== Written problem ==
Transcribe every entry word for word, leaving out all images.

== Task data ==
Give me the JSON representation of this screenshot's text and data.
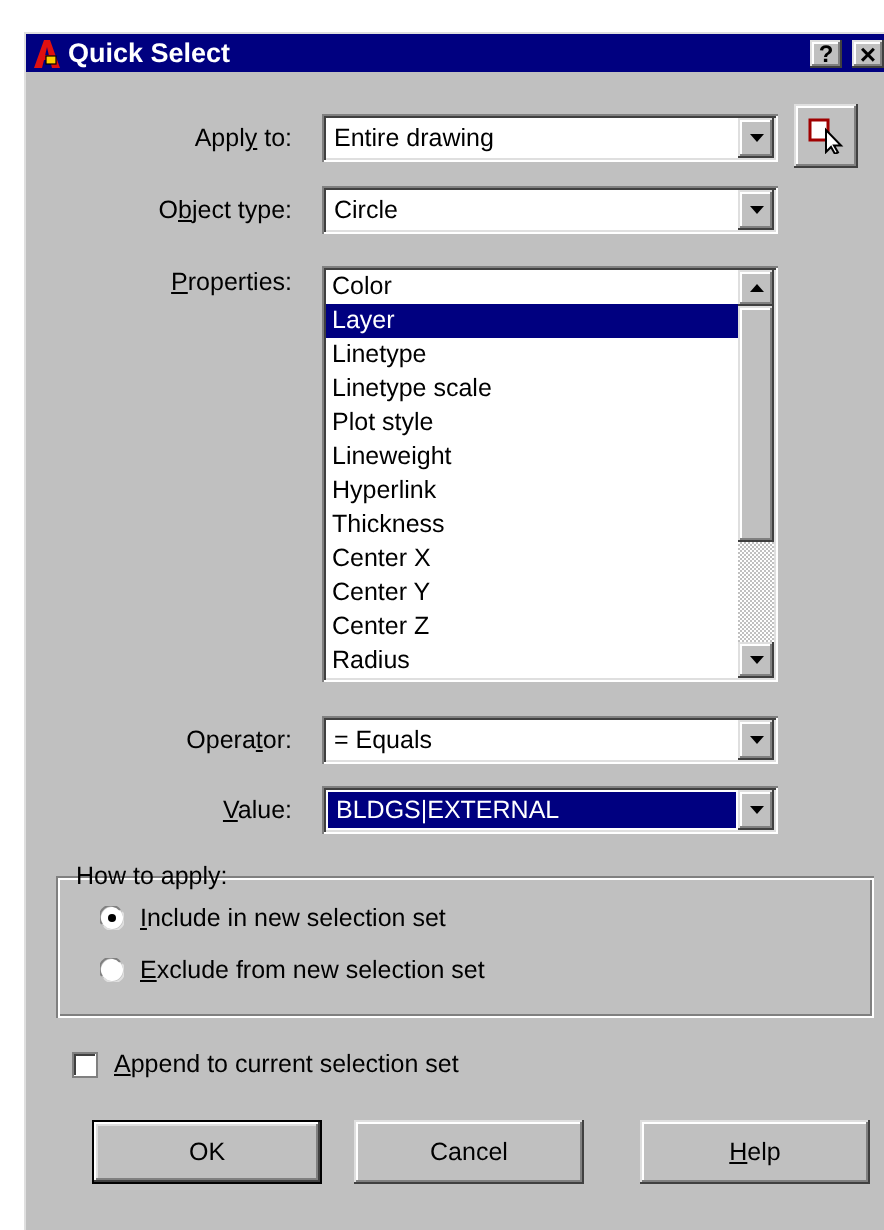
{
  "window": {
    "title": "Quick Select",
    "help_glyph": "?",
    "close_glyph": "×"
  },
  "fields": [
    {
      "kind": "combo",
      "label": [
        {
          "text": "Appl",
          "underline": false
        },
        {
          "text": "y",
          "underline": true
        },
        {
          "text": " to:",
          "underline": false
        }
      ],
      "value": "Entire drawing",
      "highlighted": false,
      "pick_button": true
    },
    {
      "kind": "combo",
      "label": [
        {
          "text": "O",
          "underline": false
        },
        {
          "text": "b",
          "underline": true
        },
        {
          "text": "ject type:",
          "underline": false
        }
      ],
      "value": "Circle",
      "highlighted": false,
      "pick_button": false
    },
    {
      "kind": "list",
      "label": [
        {
          "text": "P",
          "underline": true
        },
        {
          "text": "roperties:",
          "underline": false
        }
      ],
      "items": [
        {
          "text": "Color",
          "selected": false
        },
        {
          "text": "Layer",
          "selected": true
        },
        {
          "text": "Linetype",
          "selected": false
        },
        {
          "text": "Linetype scale",
          "selected": false
        },
        {
          "text": "Plot style",
          "selected": false
        },
        {
          "text": "Lineweight",
          "selected": false
        },
        {
          "text": "Hyperlink",
          "selected": false
        },
        {
          "text": "Thickness",
          "selected": false
        },
        {
          "text": "Center X",
          "selected": false
        },
        {
          "text": "Center Y",
          "selected": false
        },
        {
          "text": "Center Z",
          "selected": false
        },
        {
          "text": "Radius",
          "selected": false
        }
      ]
    },
    {
      "kind": "combo",
      "label": [
        {
          "text": "Opera",
          "underline": false
        },
        {
          "text": "t",
          "underline": true
        },
        {
          "text": "or:",
          "underline": false
        }
      ],
      "value": "= Equals",
      "highlighted": false,
      "pick_button": false
    },
    {
      "kind": "combo",
      "label": [
        {
          "text": "V",
          "underline": true
        },
        {
          "text": "alue:",
          "underline": false
        }
      ],
      "value": "BLDGS|EXTERNAL",
      "highlighted": true,
      "pick_button": false
    }
  ],
  "how_to_apply": {
    "title": "How to apply:",
    "options": [
      {
        "label": [
          {
            "text": "I",
            "underline": true
          },
          {
            "text": "nclude in new selection set",
            "underline": false
          }
        ],
        "selected": true
      },
      {
        "label": [
          {
            "text": "E",
            "underline": true
          },
          {
            "text": "xclude from new selection set",
            "underline": false
          }
        ],
        "selected": false
      }
    ]
  },
  "append": {
    "label": [
      {
        "text": "A",
        "underline": true
      },
      {
        "text": "ppend to current selection set",
        "underline": false
      }
    ],
    "checked": false
  },
  "buttons": [
    {
      "label": [
        {
          "text": "OK",
          "underline": false
        }
      ],
      "default": true
    },
    {
      "label": [
        {
          "text": "Cancel",
          "underline": false
        }
      ],
      "default": false
    },
    {
      "label": [
        {
          "text": "H",
          "underline": true
        },
        {
          "text": "elp",
          "underline": false
        }
      ],
      "default": false
    }
  ]
}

== Finished answer ==
Give me the JSON representation of this screenshot's text and data.
{
  "window": {
    "title": "Quick Select",
    "help_glyph": "?",
    "close_glyph": "×"
  },
  "fields": [
    {
      "kind": "combo",
      "label": [
        {
          "text": "Appl",
          "underline": false
        },
        {
          "text": "y",
          "underline": true
        },
        {
          "text": " to:",
          "underline": false
        }
      ],
      "value": "Entire drawing",
      "highlighted": false,
      "pick_button": true
    },
    {
      "kind": "combo",
      "label": [
        {
          "text": "O",
          "underline": false
        },
        {
          "text": "b",
          "underline": true
        },
        {
          "text": "ject type:",
          "underline": false
        }
      ],
      "value": "Circle",
      "highlighted": false,
      "pick_button": false
    },
    {
      "kind": "list",
      "label": [
        {
          "text": "P",
          "underline": true
        },
        {
          "text": "roperties:",
          "underline": false
        }
      ],
      "items": [
        {
          "text": "Color",
          "selected": false
        },
        {
          "text": "Layer",
          "selected": true
        },
        {
          "text": "Linetype",
          "selected": false
        },
        {
          "text": "Linetype scale",
          "selected": false
        },
        {
          "text": "Plot style",
          "selected": false
        },
        {
          "text": "Lineweight",
          "selected": false
        },
        {
          "text": "Hyperlink",
          "selected": false
        },
        {
          "text": "Thickness",
          "selected": false
        },
        {
          "text": "Center X",
          "selected": false
        },
        {
          "text": "Center Y",
          "selected": false
        },
        {
          "text": "Center Z",
          "selected": false
        },
        {
          "text": "Radius",
          "selected": false
        }
      ]
    },
    {
      "kind": "combo",
      "label": [
        {
          "text": "Opera",
          "underline": false
        },
        {
          "text": "t",
          "underline": true
        },
        {
          "text": "or:",
          "underline": false
        }
      ],
      "value": "= Equals",
      "highlighted": false,
      "pick_button": false
    },
    {
      "kind": "combo",
      "label": [
        {
          "text": "V",
          "underline": true
        },
        {
          "text": "alue:",
          "underline": false
        }
      ],
      "value": "BLDGS|EXTERNAL",
      "highlighted": true,
      "pick_button": false
    }
  ],
  "how_to_apply": {
    "title": "How to apply:",
    "options": [
      {
        "label": [
          {
            "text": "I",
            "underline": true
          },
          {
            "text": "nclude in new selection set",
            "underline": false
          }
        ],
        "selected": true
      },
      {
        "label": [
          {
            "text": "E",
            "underline": true
          },
          {
            "text": "xclude from new selection set",
            "underline": false
          }
        ],
        "selected": false
      }
    ]
  },
  "append": {
    "label": [
      {
        "text": "A",
        "underline": true
      },
      {
        "text": "ppend to current selection set",
        "underline": false
      }
    ],
    "checked": false
  },
  "buttons": [
    {
      "label": [
        {
          "text": "OK",
          "underline": false
        }
      ],
      "default": true
    },
    {
      "label": [
        {
          "text": "Cancel",
          "underline": false
        }
      ],
      "default": false
    },
    {
      "label": [
        {
          "text": "H",
          "underline": true
        },
        {
          "text": "elp",
          "underline": false
        }
      ],
      "default": false
    }
  ]
}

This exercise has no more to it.